• Requirements: Restate the records in their entirety, word for word.
-------- Entries shown --------
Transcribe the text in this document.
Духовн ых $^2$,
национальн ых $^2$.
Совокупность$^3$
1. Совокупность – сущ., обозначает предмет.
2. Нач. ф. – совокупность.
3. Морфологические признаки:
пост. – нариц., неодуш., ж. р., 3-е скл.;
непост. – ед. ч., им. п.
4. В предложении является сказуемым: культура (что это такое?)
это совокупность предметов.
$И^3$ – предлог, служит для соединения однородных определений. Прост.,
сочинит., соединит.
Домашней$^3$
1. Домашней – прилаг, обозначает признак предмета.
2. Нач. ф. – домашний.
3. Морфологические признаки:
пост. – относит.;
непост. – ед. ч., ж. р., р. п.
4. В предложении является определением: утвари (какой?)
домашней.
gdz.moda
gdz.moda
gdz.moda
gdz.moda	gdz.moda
--------
• Written solution:
Transcribe the text in this document.
Духовн ых $^2$,
национальн ых $^2$.
Совокупность$^3$
1. Совокупность – сущ., обозначает предмет.
2. Нач. ф. – совокупность.
3. Морфологические признаки:
пост. – нариц., неодуш., ж. р., 3-е скл.;
непост. – ед. ч., им. п.
4. В предложении является сказуемым: культура (что это такое?)
это совокупность предметов.
$И^3$ – предлог, служит для соединения однородных определений. Прост.,
сочинит., соединит.
Домашней$^3$
1. Домашней – прилаг, обозначает признак предмета.
2. Нач. ф. – домашний.
3. Морфологические признаки:
пост. – относит.;
непост. – ед. ч., ж. р., р. п.
4. В предложении является определением: утвари (какой?)
домашней.
gdz.moda
gdz.moda
gdz.moda
gdz.moda	gdz.moda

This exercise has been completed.